• Aim of the exercise
Tally the lines of the listing that contain the string "tham". Give the number and nothing else.

start Dataset records

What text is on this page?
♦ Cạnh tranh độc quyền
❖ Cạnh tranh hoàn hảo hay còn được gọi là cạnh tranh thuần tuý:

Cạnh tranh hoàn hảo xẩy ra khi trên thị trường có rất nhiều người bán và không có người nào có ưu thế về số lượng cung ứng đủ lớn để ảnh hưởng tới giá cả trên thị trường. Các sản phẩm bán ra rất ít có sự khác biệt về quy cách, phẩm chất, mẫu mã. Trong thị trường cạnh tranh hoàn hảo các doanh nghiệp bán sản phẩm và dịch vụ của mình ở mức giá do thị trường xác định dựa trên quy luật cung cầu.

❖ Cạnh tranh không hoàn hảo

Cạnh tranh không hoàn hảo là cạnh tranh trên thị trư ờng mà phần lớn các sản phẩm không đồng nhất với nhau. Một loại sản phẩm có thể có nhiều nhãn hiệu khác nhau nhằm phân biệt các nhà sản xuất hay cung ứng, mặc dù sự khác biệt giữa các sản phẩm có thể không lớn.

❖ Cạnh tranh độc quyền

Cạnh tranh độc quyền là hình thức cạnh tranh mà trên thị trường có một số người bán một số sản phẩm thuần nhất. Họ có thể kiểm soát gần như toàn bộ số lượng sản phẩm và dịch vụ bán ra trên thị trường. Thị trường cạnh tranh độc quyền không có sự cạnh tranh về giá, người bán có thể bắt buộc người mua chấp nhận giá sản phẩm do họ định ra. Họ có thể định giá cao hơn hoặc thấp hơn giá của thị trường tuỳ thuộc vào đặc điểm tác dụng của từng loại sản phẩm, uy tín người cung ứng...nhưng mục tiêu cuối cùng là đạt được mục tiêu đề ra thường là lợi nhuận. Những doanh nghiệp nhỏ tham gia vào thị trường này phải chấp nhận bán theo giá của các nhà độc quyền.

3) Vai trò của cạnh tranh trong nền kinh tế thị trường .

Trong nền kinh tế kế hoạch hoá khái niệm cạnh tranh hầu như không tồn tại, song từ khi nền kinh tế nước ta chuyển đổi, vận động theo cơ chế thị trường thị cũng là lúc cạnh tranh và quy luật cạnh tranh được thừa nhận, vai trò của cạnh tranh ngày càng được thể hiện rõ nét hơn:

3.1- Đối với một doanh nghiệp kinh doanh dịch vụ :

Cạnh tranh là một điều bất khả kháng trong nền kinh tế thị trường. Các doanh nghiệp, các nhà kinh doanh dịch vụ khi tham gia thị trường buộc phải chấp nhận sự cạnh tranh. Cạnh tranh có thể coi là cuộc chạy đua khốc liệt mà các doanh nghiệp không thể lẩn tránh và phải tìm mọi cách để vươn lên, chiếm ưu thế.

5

end Dataset records

• Exercise output
2